'''

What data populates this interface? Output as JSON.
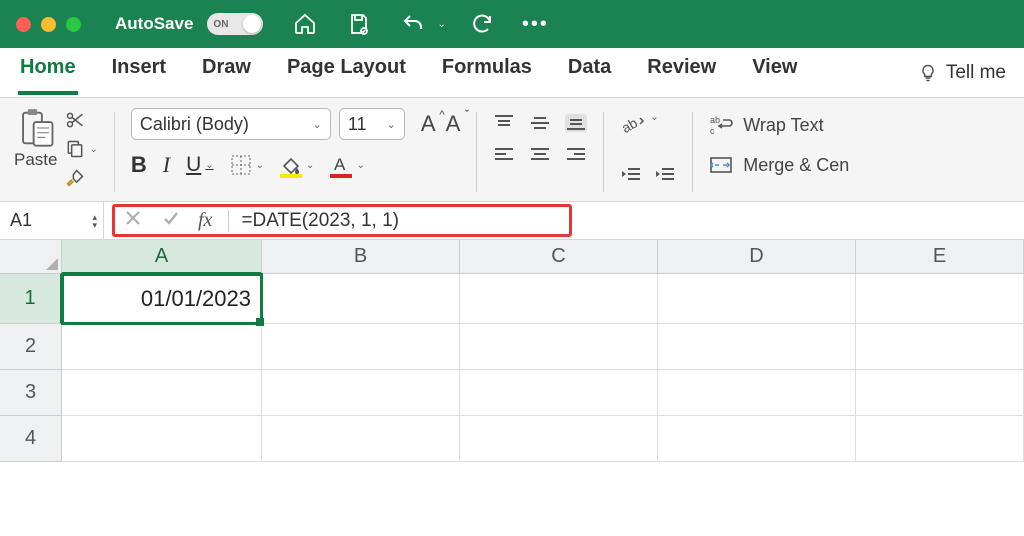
{
  "titlebar": {
    "autosave_label": "AutoSave",
    "autosave_state": "ON"
  },
  "tabs": {
    "home": "Home",
    "insert": "Insert",
    "draw": "Draw",
    "page_layout": "Page Layout",
    "formulas": "Formulas",
    "data": "Data",
    "review": "Review",
    "view": "View",
    "tell_me": "Tell me"
  },
  "ribbon": {
    "paste": "Paste",
    "font_name": "Calibri (Body)",
    "font_size": "11",
    "bold": "B",
    "italic": "I",
    "underline": "U",
    "wrap_text": "Wrap Text",
    "merge_center": "Merge & Cen"
  },
  "formula_bar": {
    "name_box": "A1",
    "fx_label": "fx",
    "formula": "=DATE(2023, 1, 1)"
  },
  "sheet": {
    "columns": [
      "A",
      "B",
      "C",
      "D",
      "E"
    ],
    "rows": [
      "1",
      "2",
      "3",
      "4"
    ],
    "cell_A1": "01/01/2023"
  }
}
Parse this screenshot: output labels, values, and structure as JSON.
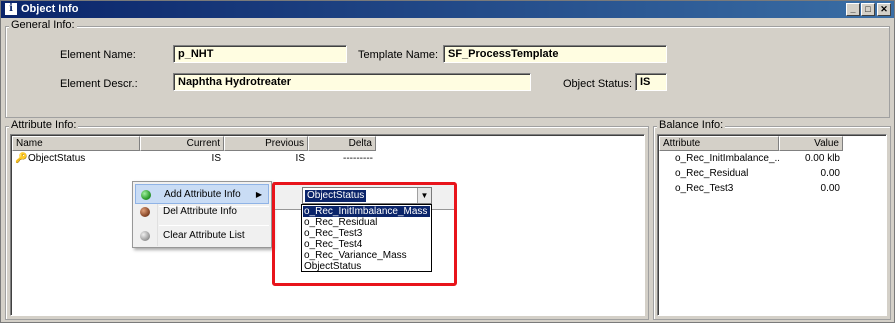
{
  "window": {
    "title": "Object Info",
    "buttons": {
      "minimize": "_",
      "maximize": "□",
      "close": "✕"
    }
  },
  "general_info": {
    "label": "General Info:",
    "element_name_label": "Element Name:",
    "element_name_value": "p_NHT",
    "template_name_label": "Template Name:",
    "template_name_value": "SF_ProcessTemplate",
    "element_descr_label": "Element Descr.:",
    "element_descr_value": "Naphtha Hydrotreater",
    "object_status_label": "Object Status:",
    "object_status_value": "IS"
  },
  "attribute_info": {
    "label": "Attribute Info:",
    "columns": [
      "Name",
      "Current",
      "Previous",
      "Delta"
    ],
    "rows": [
      {
        "name": "ObjectStatus",
        "current": "IS",
        "previous": "IS",
        "delta": "---------",
        "icon": "key-icon"
      }
    ]
  },
  "balance_info": {
    "label": "Balance Info:",
    "columns": [
      "Attribute",
      "Value"
    ],
    "rows": [
      {
        "attribute": "o_Rec_InitImbalance_...",
        "value": "0.00 klb"
      },
      {
        "attribute": "o_Rec_Residual",
        "value": "0.00"
      },
      {
        "attribute": "o_Rec_Test3",
        "value": "0.00"
      }
    ]
  },
  "context_menu": {
    "items": [
      {
        "label": "Add Attribute Info",
        "icon": "green-ball-icon",
        "color": "#2e9e2e",
        "has_submenu": true,
        "selected": true
      },
      {
        "label": "Del Attribute Info",
        "icon": "brown-ball-icon",
        "color": "#8b4a2b",
        "has_submenu": false,
        "selected": false
      },
      {
        "label": "Clear Attribute List",
        "icon": "gray-ball-icon",
        "color": "#a0a0a0",
        "has_submenu": false,
        "selected": false
      }
    ]
  },
  "attribute_combo": {
    "selected_value": "ObjectStatus",
    "options": [
      "o_Rec_InitImbalance_Mass",
      "o_Rec_Residual",
      "o_Rec_Test3",
      "o_Rec_Test4",
      "o_Rec_Variance_Mass",
      "ObjectStatus"
    ],
    "highlighted_option": "o_Rec_InitImbalance_Mass"
  },
  "colors": {
    "highlight_box": "#e8141b",
    "title_bar": "#0a246a",
    "field_background": "#fffde1"
  }
}
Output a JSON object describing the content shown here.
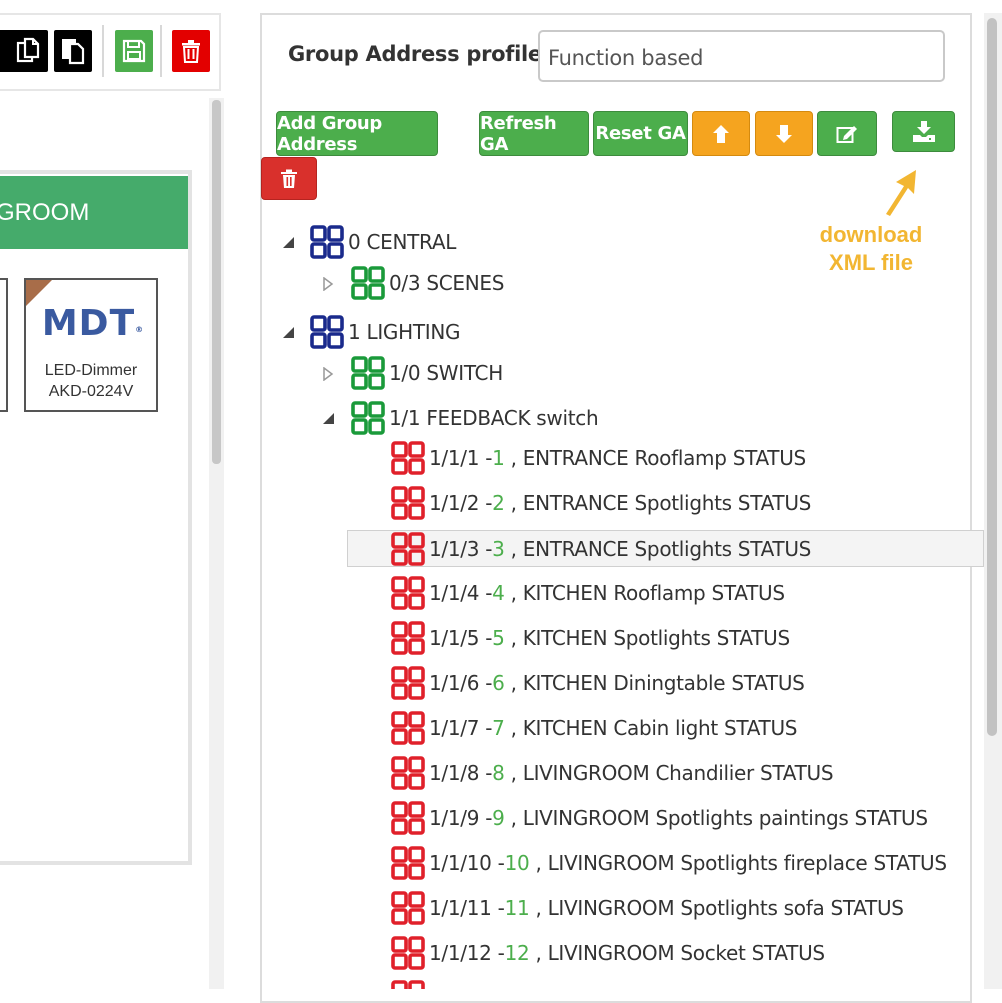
{
  "left": {
    "room_header": "GROOM",
    "device": {
      "logo": "MDT",
      "logo_mark": "®",
      "name_line1": "LED-Dimmer",
      "name_line2": "AKD-0224V"
    }
  },
  "right": {
    "profile_label": "Group Address profile :",
    "profile_value": "Function based",
    "buttons": {
      "add_group_address": "Add Group Address",
      "refresh_ga": "Refresh GA",
      "reset_ga": "Reset GA"
    },
    "annotation_line1": "download",
    "annotation_line2": "XML file",
    "tree": [
      {
        "text": "0 CENTRAL",
        "level": 0,
        "color": "blue",
        "expanded": true
      },
      {
        "text": "0/3 SCENES",
        "level": 1,
        "color": "green",
        "expanded": false
      },
      {
        "text": "1 LIGHTING",
        "level": 0,
        "color": "blue",
        "expanded": true
      },
      {
        "text": "1/0 SWITCH",
        "level": 1,
        "color": "green",
        "expanded": false
      },
      {
        "text": "1/1 FEEDBACK switch",
        "level": 1,
        "color": "green",
        "expanded": true
      },
      {
        "addr": "1/1/1 -",
        "num": "1",
        "label": " , ENTRANCE Rooflamp STATUS"
      },
      {
        "addr": "1/1/2 -",
        "num": "2",
        "label": " , ENTRANCE Spotlights STATUS"
      },
      {
        "addr": "1/1/3 -",
        "num": "3",
        "label": " , ENTRANCE Spotlights STATUS",
        "selected": true
      },
      {
        "addr": "1/1/4 -",
        "num": "4",
        "label": " , KITCHEN Rooflamp STATUS"
      },
      {
        "addr": "1/1/5 -",
        "num": "5",
        "label": " , KITCHEN Spotlights STATUS"
      },
      {
        "addr": "1/1/6 -",
        "num": "6",
        "label": " , KITCHEN Diningtable STATUS"
      },
      {
        "addr": "1/1/7 -",
        "num": "7",
        "label": " , KITCHEN Cabin light STATUS"
      },
      {
        "addr": "1/1/8 -",
        "num": "8",
        "label": " , LIVINGROOM Chandilier STATUS"
      },
      {
        "addr": "1/1/9 -",
        "num": "9",
        "label": " , LIVINGROOM Spotlights paintings STATUS"
      },
      {
        "addr": "1/1/10 -",
        "num": "10",
        "label": " , LIVINGROOM Spotlights fireplace STATUS"
      },
      {
        "addr": "1/1/11 -",
        "num": "11",
        "label": " , LIVINGROOM Spotlights sofa STATUS"
      },
      {
        "addr": "1/1/12 -",
        "num": "12",
        "label": " , LIVINGROOM Socket STATUS"
      }
    ]
  },
  "colors": {
    "green": "#4cae4c",
    "orange": "#f5a41f",
    "red": "#d9302c",
    "ga_blue": "#1a2a8c",
    "ga_green": "#1a9a3a",
    "ga_red": "#e0202a",
    "annotation": "#f2b632"
  }
}
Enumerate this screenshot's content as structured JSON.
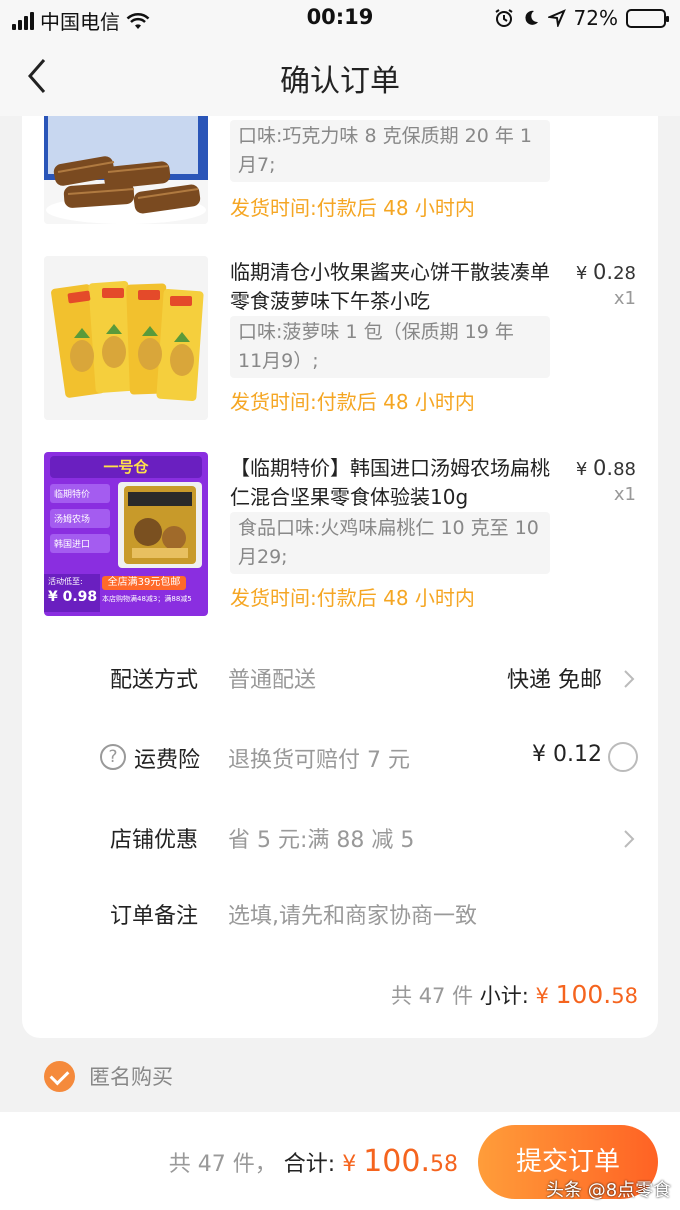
{
  "status_bar": {
    "carrier": "中国电信",
    "time": "00:19",
    "battery": "72%"
  },
  "nav": {
    "title": "确认订单"
  },
  "products": [
    {
      "attr": "口味:巧克力味 8 克保质期 20 年 1月7;",
      "ship": "发货时间:付款后 48 小时内"
    },
    {
      "name": "临期清仓小牧果酱夹心饼干散装凑单零食菠萝味下午茶小吃",
      "price_symbol": "¥",
      "price_int": "0.",
      "price_dec": "28",
      "qty": "x1",
      "attr": "口味:菠萝味 1 包（保质期 19 年 11月9）;",
      "ship": "发货时间:付款后 48 小时内"
    },
    {
      "name": "【临期特价】韩国进口汤姆农场扁桃仁混合坚果零食体验装10g",
      "price_symbol": "¥",
      "price_int": "0.",
      "price_dec": "88",
      "qty": "x1",
      "attr": "食品口味:火鸡味扁桃仁 10 克至 10月29;",
      "ship": "发货时间:付款后 48 小时内",
      "thumb": {
        "brand": "一号仓",
        "tags": [
          "临期特价",
          "汤姆农场",
          "韩国进口"
        ],
        "promo_label": "活动低至:",
        "promo_price": "¥ 0.98",
        "promo_banner": "全店满39元包邮",
        "promo_sub": "本店购物满48减3；满88减5"
      }
    }
  ],
  "delivery": {
    "label": "配送方式",
    "value": "普通配送",
    "right": "快递 免邮"
  },
  "insurance": {
    "label": "运费险",
    "value": "退换货可赔付 7 元",
    "price": "¥ 0.12"
  },
  "discount": {
    "label": "店铺优惠",
    "value": "省 5 元:满 88 减 5"
  },
  "remark": {
    "label": "订单备注",
    "placeholder": "选填,请先和商家协商一致"
  },
  "subtotal": {
    "count": "共 47 件",
    "label": "小计:",
    "symbol": "¥ ",
    "int": "100.",
    "dec": "58"
  },
  "anonymous": {
    "label": "匿名购买"
  },
  "footer": {
    "count": "共 47 件，",
    "label": "合计:",
    "symbol": "¥ ",
    "int": "100.",
    "dec": "58",
    "submit": "提交订单"
  },
  "watermark": "头条 @8点零食",
  "colors": {
    "accent": "#f5641e",
    "ship": "#f5a623",
    "button_from": "#ff9d3a",
    "button_to": "#ff6224"
  }
}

'''

(WHAT NEEDS TO BE DONE)
Go through the listing above and report how many of its lines contain the word "ship", with only the number as output.

(OUTPUT BELOW)
4